Data entries for graphics:
··········

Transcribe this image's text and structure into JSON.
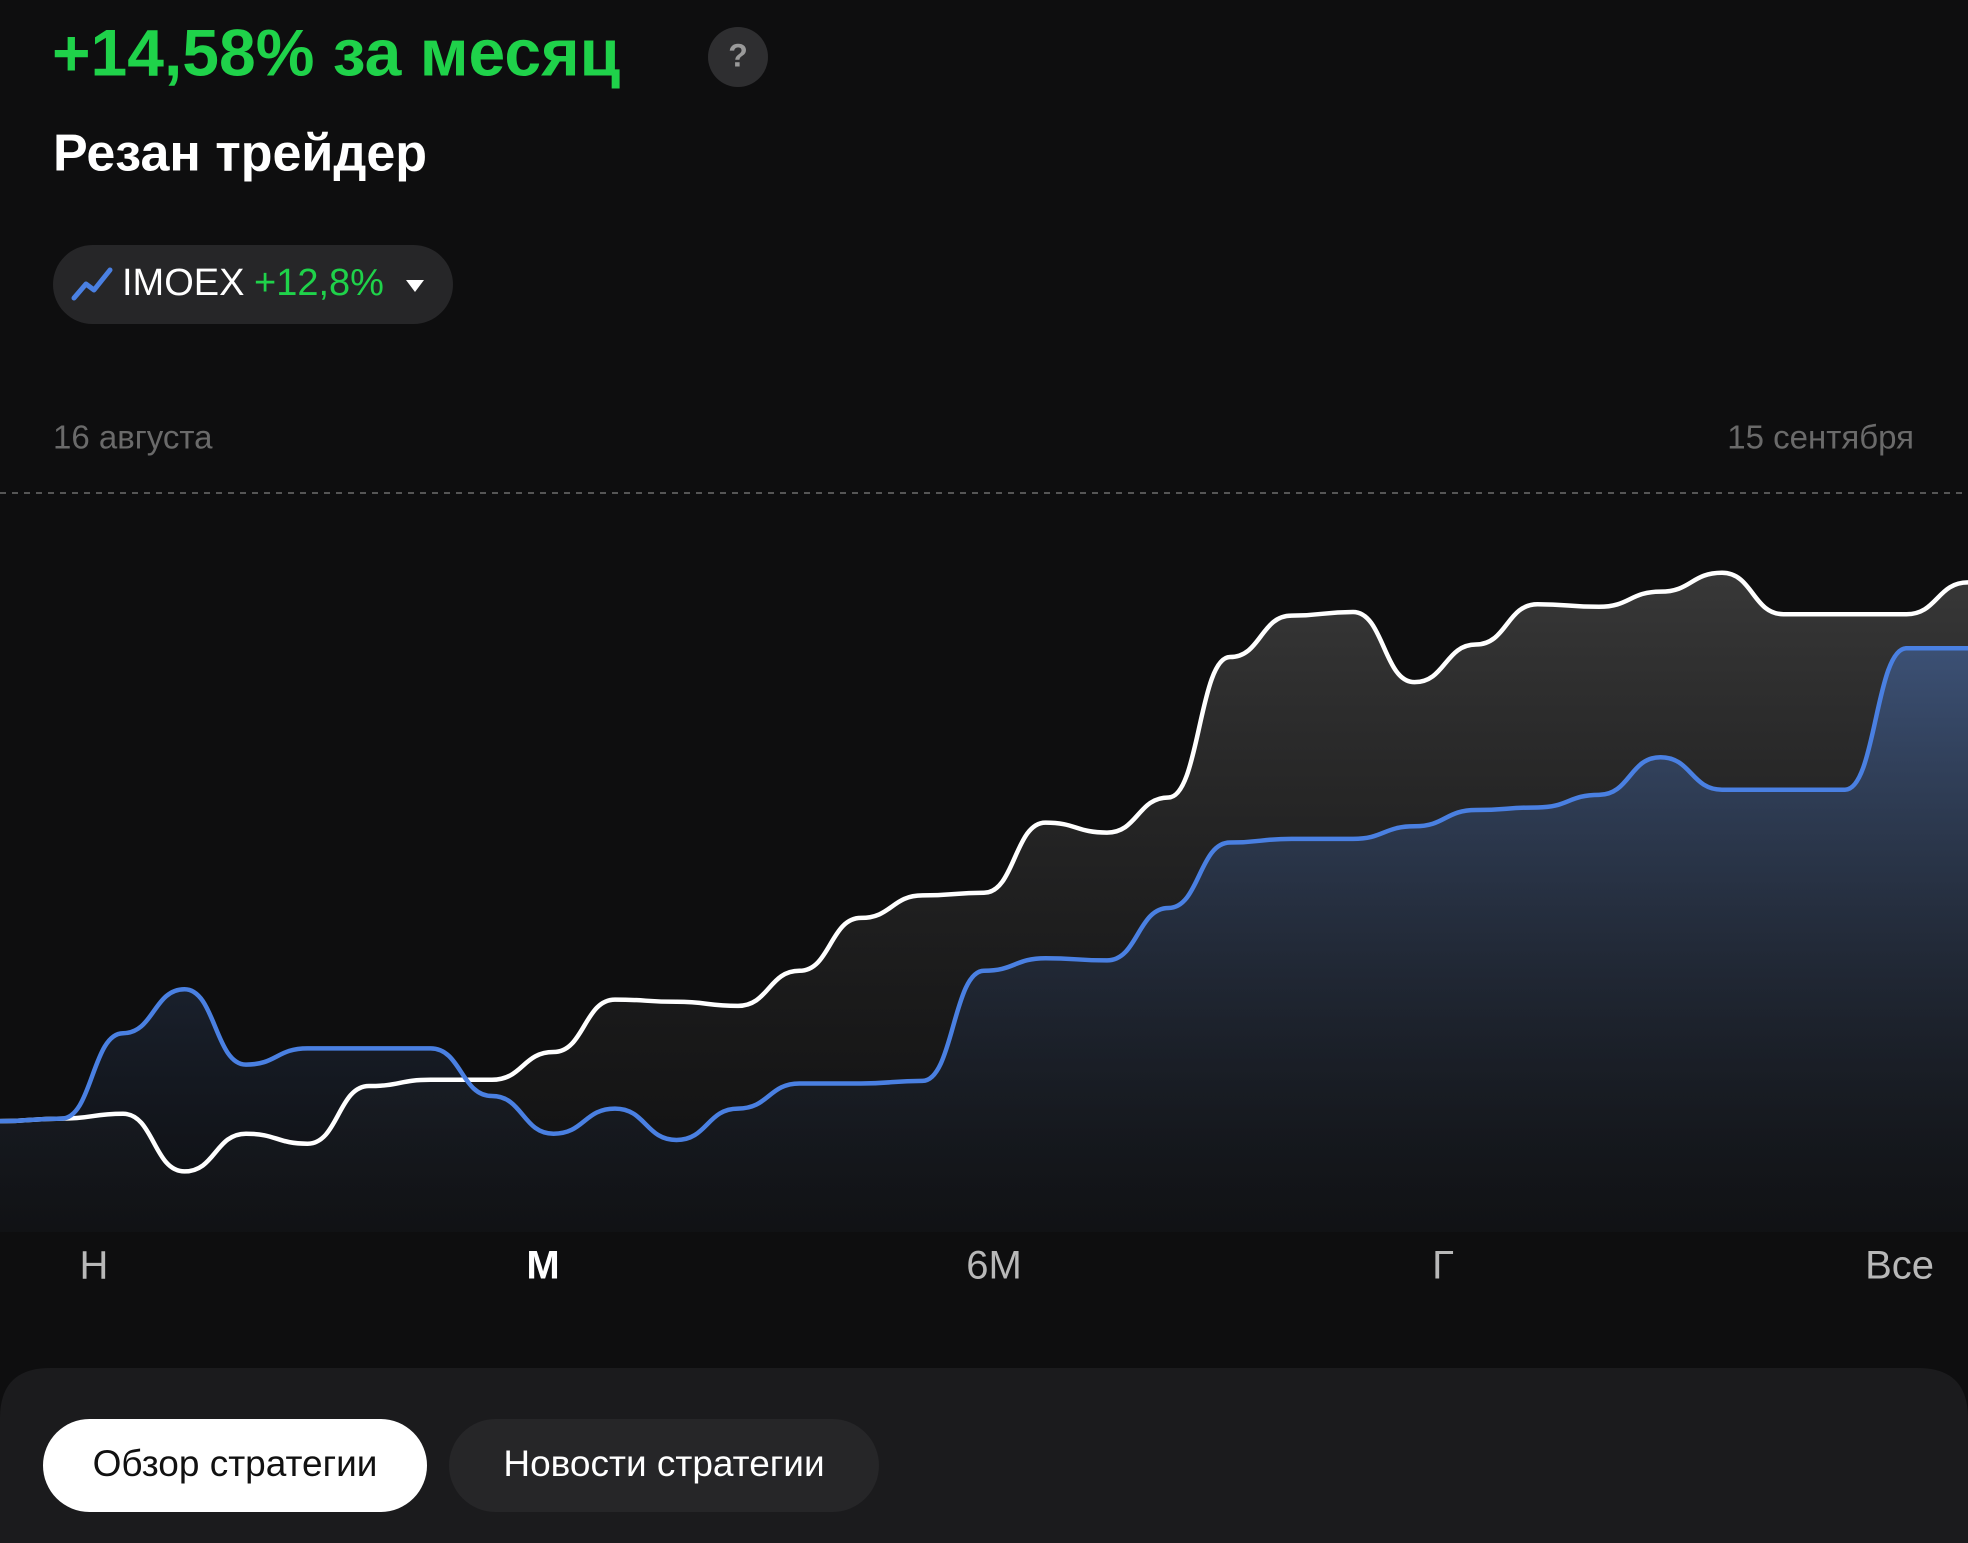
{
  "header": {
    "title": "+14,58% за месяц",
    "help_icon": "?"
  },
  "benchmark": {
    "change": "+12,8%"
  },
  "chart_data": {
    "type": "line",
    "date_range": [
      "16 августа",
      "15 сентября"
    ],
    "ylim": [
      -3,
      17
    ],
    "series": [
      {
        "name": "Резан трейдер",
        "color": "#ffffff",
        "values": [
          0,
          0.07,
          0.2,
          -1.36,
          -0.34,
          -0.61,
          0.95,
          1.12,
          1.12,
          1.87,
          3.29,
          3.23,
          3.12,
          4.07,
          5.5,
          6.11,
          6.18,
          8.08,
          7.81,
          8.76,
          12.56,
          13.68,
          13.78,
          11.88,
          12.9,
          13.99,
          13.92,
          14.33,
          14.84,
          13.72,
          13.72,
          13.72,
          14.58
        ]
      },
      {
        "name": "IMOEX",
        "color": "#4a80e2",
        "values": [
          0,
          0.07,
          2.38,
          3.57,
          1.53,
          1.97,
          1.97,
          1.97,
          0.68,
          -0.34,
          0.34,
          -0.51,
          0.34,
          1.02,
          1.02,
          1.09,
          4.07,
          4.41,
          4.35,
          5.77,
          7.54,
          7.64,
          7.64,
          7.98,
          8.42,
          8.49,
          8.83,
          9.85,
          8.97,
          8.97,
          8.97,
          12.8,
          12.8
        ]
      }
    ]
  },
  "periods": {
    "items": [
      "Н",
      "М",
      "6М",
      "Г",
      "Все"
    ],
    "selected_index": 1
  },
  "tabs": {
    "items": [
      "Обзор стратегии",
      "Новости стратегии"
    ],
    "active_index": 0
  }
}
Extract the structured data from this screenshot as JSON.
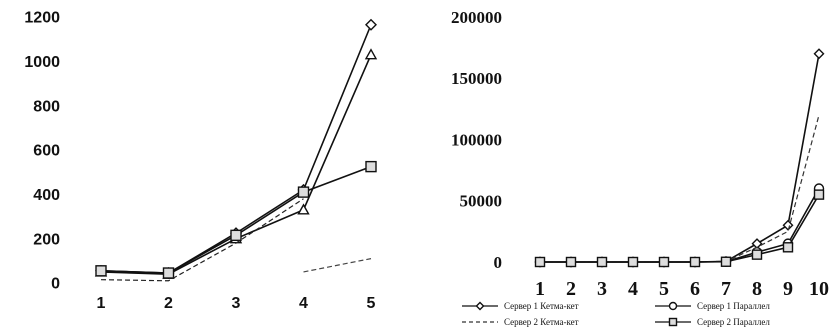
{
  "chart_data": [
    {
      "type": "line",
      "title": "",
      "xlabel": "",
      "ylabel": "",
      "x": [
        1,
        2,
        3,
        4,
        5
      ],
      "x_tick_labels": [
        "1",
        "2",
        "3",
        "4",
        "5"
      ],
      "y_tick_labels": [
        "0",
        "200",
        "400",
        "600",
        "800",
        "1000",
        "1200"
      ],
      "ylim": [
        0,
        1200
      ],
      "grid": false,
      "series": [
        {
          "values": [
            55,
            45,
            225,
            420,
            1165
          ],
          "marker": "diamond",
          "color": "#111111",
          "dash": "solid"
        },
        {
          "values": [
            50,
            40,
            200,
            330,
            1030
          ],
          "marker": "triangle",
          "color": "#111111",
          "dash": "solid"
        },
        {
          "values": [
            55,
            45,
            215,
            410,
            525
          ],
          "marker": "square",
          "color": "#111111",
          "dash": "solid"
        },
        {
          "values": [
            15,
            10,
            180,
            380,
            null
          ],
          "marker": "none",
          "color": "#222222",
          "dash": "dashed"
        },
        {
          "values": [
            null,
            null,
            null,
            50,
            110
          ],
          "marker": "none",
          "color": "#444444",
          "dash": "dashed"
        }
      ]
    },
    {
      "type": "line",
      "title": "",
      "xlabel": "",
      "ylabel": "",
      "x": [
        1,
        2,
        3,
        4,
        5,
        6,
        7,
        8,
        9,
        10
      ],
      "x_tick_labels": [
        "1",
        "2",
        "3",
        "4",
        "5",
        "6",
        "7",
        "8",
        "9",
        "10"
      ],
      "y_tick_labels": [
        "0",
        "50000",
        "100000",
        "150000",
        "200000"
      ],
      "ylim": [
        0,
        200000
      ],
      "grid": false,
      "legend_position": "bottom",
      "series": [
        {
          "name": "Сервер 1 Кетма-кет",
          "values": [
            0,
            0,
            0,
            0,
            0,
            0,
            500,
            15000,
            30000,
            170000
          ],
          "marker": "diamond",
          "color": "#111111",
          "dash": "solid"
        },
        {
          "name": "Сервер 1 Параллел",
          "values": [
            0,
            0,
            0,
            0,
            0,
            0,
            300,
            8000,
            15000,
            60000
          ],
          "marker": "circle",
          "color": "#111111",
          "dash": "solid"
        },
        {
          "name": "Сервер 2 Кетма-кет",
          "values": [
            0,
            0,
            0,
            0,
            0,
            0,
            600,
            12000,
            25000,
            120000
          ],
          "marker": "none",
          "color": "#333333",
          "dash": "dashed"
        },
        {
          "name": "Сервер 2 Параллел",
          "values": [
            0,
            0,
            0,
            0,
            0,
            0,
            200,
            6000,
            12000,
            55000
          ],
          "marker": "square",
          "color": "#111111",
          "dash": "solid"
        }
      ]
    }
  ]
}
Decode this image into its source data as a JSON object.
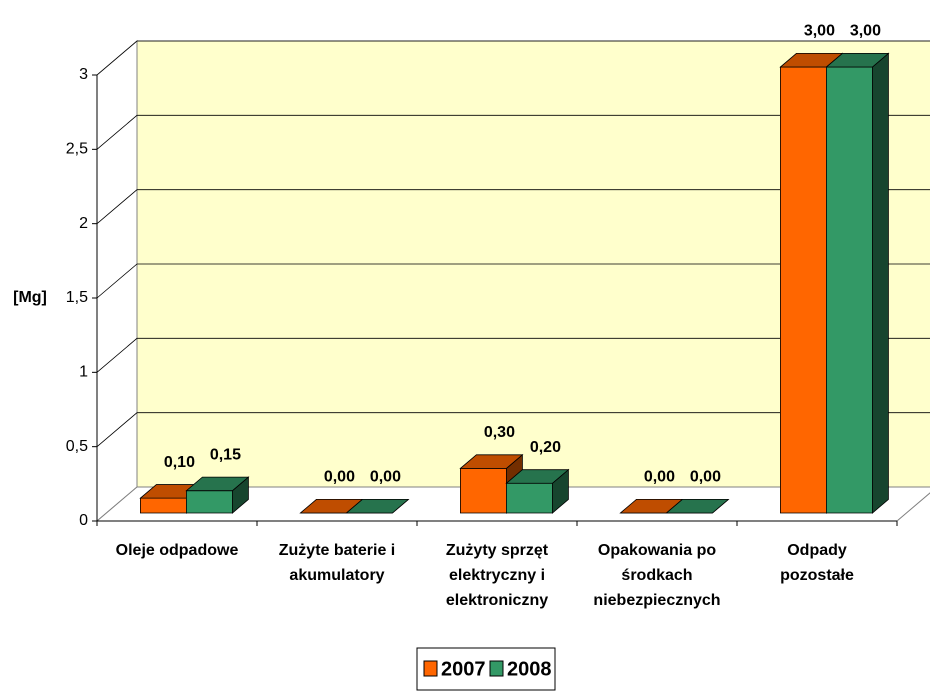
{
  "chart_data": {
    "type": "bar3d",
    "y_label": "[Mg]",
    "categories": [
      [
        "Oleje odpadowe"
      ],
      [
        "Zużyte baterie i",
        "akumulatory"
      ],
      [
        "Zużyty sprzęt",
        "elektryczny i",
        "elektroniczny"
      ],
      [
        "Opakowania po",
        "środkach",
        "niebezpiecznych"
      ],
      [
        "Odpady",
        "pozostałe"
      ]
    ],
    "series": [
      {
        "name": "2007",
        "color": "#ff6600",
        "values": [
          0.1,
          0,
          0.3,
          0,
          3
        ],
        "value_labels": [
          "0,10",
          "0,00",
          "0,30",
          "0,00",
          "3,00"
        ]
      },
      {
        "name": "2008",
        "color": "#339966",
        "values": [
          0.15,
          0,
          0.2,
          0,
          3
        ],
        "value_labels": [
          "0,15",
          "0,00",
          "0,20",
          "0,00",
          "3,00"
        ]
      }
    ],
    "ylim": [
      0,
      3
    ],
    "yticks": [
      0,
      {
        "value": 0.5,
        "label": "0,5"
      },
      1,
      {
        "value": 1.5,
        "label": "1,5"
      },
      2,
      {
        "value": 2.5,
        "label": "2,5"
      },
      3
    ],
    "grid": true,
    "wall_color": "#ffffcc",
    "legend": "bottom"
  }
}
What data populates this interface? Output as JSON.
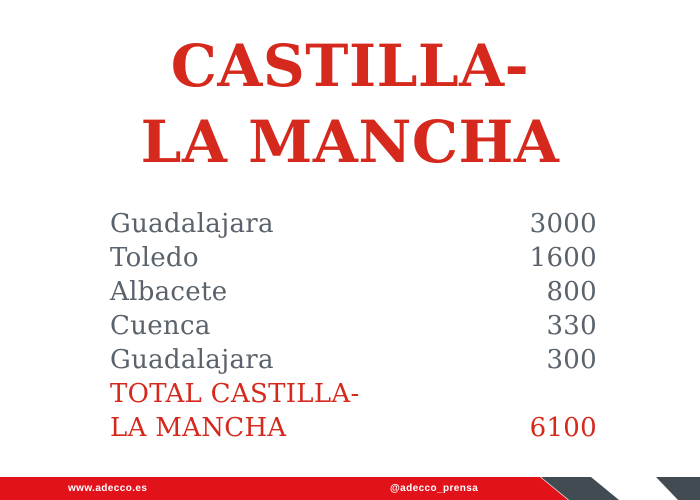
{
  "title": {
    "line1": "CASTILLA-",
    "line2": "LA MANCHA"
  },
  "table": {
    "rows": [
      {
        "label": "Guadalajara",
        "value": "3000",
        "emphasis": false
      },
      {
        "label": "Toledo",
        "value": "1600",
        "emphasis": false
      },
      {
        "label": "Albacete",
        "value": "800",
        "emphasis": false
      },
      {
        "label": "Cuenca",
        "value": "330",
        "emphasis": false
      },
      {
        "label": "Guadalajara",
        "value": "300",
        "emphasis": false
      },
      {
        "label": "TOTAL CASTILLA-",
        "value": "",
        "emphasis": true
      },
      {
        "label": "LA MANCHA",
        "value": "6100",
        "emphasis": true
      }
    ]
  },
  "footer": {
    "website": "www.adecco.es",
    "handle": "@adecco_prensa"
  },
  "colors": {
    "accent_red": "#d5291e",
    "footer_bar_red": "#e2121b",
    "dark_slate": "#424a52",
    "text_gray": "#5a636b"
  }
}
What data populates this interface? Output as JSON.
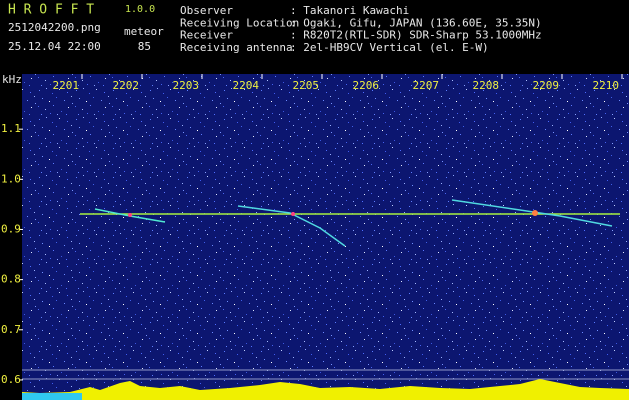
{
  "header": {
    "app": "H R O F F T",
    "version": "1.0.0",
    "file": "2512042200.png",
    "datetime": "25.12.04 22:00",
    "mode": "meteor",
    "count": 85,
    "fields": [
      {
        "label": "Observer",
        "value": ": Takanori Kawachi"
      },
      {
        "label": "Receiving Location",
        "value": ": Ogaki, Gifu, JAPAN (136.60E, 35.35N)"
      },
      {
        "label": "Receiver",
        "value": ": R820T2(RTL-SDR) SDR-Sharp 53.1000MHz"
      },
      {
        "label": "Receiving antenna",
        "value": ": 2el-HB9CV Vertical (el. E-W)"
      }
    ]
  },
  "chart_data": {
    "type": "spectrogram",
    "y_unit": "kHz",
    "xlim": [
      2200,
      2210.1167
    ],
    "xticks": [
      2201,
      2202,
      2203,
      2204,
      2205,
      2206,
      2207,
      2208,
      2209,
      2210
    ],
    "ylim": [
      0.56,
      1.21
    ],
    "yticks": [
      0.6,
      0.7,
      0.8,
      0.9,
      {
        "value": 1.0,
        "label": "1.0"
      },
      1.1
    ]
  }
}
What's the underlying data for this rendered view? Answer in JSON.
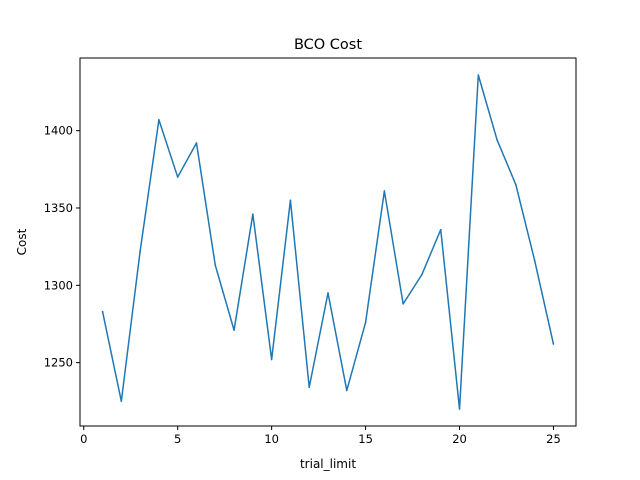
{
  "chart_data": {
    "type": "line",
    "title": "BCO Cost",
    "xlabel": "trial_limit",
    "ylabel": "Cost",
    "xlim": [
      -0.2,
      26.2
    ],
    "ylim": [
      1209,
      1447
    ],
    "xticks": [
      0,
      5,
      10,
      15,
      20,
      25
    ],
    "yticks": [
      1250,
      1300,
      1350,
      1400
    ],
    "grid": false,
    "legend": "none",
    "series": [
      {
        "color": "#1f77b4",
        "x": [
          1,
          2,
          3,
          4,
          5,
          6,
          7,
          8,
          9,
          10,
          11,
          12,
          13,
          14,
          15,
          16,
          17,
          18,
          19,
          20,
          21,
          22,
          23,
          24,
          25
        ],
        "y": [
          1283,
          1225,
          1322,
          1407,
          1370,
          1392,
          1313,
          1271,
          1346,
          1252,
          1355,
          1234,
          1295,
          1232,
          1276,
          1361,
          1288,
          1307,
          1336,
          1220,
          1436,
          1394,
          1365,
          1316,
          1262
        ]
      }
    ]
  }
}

··········

Directions for this task: The answer is the number of lines in the preceding material that hold "image"; write that number and nothing else.

Final answer: 2